STATED PROBLEM: Gather every line in the records below that contains the word "header".

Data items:
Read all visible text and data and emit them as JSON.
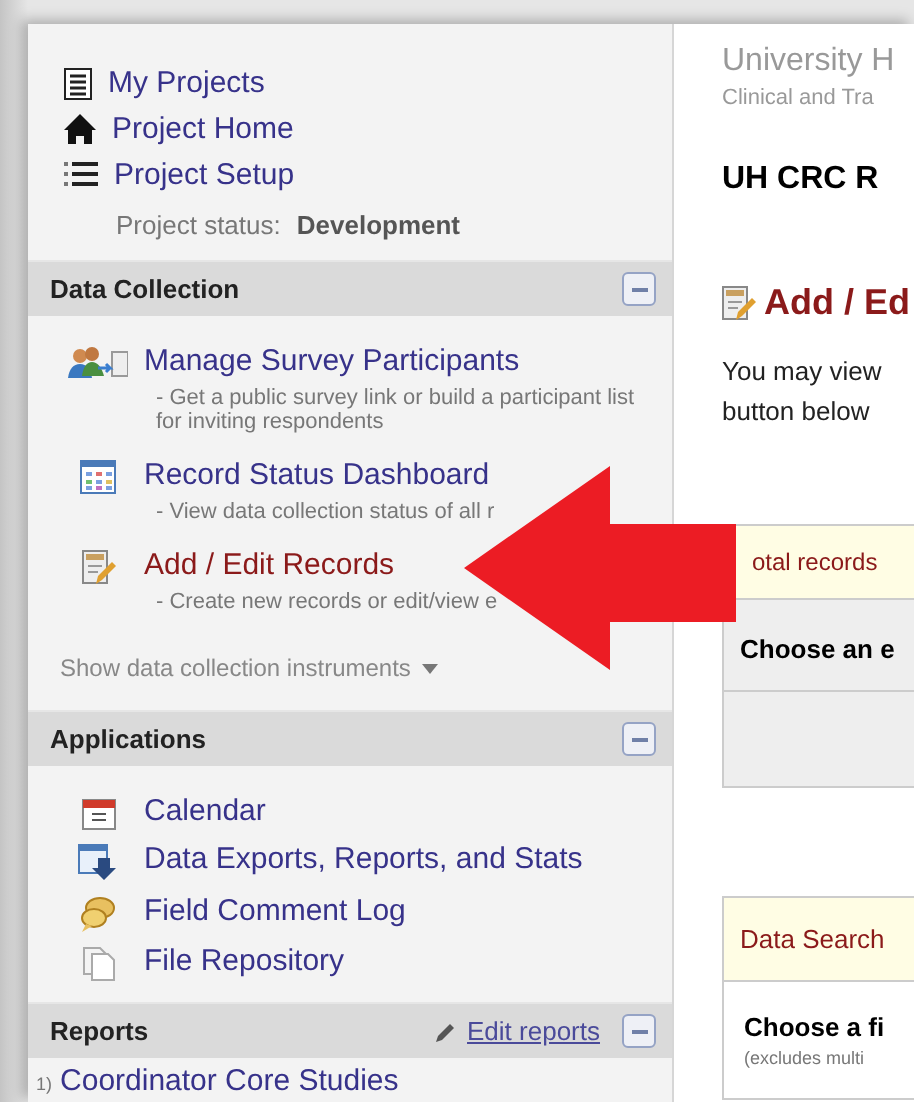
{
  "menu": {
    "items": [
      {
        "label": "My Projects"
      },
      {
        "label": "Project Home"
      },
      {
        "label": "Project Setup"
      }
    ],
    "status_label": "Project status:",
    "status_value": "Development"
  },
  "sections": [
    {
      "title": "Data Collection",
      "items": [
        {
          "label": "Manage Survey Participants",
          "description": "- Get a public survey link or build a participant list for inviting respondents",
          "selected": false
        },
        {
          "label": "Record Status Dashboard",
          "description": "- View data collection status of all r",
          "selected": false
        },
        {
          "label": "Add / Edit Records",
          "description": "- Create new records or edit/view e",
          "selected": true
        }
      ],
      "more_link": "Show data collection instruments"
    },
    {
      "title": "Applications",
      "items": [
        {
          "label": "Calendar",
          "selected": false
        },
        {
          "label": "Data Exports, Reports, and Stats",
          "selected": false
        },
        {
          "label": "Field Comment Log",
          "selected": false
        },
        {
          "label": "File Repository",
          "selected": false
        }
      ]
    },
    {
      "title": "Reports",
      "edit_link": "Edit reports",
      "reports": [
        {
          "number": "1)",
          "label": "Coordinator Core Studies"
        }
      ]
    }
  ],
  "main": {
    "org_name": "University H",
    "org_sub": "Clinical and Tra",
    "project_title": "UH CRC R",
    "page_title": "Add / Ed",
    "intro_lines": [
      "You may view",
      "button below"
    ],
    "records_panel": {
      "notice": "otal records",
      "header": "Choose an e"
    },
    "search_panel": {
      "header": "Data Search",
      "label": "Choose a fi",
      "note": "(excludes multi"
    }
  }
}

EXERCISE ANSWER:
      "header": "Choose an e"
      "header": "Data Search",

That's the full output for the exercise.